[START]

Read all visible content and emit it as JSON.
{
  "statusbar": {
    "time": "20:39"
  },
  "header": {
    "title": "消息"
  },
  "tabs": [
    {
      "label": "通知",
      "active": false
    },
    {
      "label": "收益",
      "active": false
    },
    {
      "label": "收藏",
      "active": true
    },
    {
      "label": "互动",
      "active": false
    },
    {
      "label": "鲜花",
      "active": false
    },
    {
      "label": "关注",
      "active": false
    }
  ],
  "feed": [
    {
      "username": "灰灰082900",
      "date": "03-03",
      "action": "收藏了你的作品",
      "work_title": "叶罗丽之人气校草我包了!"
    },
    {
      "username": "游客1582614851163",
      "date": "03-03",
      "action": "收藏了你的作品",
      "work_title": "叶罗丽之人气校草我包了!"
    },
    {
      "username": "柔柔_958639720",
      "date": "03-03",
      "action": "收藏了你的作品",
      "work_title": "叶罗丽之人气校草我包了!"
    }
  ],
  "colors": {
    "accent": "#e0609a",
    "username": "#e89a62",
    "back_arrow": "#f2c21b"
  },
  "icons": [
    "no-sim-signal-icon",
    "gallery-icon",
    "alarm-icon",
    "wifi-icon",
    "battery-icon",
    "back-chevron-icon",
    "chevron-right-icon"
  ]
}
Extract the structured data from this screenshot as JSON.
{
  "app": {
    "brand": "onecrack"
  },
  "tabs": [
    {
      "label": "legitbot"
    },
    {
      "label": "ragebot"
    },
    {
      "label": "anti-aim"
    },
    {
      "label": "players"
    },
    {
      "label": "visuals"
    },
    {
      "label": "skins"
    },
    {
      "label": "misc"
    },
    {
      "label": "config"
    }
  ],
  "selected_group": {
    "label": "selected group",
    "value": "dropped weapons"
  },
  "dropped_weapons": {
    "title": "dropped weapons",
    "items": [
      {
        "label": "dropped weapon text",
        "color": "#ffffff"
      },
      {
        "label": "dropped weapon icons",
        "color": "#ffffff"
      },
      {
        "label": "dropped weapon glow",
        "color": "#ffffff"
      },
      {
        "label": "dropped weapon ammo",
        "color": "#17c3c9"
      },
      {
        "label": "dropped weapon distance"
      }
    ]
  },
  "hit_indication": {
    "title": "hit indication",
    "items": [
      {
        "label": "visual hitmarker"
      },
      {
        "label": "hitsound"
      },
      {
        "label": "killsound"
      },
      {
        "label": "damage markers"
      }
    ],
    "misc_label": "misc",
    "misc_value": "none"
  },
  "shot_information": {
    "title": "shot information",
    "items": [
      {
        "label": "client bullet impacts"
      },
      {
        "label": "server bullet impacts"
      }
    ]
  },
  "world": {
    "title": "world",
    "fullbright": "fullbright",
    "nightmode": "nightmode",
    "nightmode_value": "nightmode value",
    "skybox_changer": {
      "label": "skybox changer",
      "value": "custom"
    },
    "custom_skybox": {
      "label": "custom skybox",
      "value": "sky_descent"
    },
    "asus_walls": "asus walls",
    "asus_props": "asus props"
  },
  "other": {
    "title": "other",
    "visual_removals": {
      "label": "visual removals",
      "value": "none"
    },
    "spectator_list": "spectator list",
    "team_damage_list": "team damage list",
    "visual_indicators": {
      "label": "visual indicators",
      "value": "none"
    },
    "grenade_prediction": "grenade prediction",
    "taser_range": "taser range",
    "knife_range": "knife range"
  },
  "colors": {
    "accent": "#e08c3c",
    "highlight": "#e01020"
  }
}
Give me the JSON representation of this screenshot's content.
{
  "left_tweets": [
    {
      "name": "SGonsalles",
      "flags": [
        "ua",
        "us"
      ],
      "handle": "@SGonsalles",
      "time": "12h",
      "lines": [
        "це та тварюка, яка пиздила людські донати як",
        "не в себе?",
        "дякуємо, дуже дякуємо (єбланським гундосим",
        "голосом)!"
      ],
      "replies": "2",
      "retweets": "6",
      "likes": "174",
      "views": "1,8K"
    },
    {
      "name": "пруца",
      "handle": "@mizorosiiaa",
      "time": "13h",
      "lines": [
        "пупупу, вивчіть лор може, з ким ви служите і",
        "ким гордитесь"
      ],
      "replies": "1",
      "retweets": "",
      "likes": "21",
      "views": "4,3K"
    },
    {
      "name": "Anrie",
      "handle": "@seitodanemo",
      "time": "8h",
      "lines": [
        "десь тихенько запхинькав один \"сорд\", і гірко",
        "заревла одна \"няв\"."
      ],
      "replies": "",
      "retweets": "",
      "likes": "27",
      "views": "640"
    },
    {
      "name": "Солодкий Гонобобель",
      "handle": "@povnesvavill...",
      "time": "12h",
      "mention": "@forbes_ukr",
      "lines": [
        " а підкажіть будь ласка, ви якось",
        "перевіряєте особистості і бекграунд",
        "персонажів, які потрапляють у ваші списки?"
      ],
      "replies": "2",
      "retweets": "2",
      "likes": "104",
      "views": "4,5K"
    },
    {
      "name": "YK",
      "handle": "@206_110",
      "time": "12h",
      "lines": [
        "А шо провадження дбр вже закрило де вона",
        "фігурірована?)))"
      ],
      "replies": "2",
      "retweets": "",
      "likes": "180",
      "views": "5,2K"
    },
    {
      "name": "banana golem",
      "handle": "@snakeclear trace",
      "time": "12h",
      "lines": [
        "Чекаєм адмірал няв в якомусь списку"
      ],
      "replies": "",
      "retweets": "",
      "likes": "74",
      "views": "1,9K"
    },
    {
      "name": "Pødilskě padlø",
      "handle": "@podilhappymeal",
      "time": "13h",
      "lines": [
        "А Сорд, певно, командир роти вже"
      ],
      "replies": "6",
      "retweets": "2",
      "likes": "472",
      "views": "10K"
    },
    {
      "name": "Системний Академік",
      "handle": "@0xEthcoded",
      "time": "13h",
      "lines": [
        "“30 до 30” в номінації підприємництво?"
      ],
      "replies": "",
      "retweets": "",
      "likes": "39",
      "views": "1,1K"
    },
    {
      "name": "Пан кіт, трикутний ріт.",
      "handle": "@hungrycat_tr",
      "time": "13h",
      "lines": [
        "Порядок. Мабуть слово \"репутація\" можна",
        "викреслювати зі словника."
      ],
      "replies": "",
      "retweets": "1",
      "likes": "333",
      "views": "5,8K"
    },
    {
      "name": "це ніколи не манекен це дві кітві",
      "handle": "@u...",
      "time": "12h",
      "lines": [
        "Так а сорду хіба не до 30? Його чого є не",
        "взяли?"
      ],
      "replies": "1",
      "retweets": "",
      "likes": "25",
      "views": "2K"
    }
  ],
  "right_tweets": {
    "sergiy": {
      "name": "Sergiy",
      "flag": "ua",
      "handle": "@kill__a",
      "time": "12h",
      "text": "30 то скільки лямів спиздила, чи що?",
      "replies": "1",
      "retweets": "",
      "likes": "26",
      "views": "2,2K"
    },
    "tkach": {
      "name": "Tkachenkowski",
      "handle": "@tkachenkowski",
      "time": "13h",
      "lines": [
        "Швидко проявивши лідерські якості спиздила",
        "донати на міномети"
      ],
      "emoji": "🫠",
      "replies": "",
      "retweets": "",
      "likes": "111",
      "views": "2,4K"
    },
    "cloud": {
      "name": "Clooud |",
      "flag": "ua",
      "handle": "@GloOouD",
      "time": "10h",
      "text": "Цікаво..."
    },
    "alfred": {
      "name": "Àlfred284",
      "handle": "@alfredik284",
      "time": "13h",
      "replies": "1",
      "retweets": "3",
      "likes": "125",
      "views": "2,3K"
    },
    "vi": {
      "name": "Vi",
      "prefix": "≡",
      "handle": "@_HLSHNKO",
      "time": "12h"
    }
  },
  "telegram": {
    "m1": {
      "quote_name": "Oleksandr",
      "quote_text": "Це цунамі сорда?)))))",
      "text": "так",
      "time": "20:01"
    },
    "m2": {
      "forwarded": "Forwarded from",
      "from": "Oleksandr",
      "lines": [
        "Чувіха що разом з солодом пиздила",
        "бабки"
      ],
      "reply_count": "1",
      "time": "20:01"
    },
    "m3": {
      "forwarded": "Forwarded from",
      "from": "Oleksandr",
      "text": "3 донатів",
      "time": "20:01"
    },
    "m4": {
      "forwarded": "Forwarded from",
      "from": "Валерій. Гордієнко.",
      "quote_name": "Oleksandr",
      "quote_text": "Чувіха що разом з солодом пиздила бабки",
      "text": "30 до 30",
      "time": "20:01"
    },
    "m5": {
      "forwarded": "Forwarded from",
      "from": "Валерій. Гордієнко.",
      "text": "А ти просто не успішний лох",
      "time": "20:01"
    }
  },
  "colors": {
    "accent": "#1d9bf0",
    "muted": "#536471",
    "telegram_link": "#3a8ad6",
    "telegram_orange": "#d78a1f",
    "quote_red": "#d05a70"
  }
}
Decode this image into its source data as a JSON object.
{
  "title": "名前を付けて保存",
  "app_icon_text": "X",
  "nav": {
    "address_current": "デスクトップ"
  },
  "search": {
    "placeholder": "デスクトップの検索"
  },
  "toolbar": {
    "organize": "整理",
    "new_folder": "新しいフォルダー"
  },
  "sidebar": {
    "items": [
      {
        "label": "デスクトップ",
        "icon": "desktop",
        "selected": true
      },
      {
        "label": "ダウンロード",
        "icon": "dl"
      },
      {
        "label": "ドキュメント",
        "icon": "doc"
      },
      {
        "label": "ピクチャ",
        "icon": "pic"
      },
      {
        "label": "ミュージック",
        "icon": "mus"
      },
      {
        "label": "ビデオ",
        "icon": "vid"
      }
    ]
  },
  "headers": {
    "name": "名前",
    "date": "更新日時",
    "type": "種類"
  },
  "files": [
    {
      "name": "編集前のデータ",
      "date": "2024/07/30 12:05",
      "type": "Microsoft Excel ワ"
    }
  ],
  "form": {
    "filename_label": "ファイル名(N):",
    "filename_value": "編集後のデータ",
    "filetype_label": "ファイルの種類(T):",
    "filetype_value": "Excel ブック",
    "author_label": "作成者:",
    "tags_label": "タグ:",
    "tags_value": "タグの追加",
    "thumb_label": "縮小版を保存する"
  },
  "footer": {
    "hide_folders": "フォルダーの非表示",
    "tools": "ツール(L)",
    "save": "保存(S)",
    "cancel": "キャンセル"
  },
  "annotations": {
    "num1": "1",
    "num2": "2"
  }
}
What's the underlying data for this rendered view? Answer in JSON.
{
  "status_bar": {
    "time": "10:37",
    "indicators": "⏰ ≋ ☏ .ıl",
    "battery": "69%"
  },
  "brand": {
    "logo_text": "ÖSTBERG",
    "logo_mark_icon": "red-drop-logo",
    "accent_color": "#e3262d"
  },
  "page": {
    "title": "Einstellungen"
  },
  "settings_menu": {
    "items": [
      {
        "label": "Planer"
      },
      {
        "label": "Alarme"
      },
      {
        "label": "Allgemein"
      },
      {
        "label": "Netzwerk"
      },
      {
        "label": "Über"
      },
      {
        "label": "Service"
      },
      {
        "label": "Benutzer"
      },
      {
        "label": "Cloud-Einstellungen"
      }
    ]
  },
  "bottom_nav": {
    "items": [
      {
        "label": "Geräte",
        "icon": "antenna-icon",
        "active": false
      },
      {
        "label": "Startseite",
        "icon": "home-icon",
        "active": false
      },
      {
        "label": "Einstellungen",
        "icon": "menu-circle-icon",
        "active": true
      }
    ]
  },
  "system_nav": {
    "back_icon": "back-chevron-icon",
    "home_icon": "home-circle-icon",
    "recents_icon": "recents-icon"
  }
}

[END]

▸ Request:
Select every line in the material above where the string "data" occurs, and copy it.

▸ Output of the task:
Extract the structured data from this screenshot as JSON.
Decode this image into its source data as a JSON object.
What's the underlying data for this rendered view? Answer in JSON.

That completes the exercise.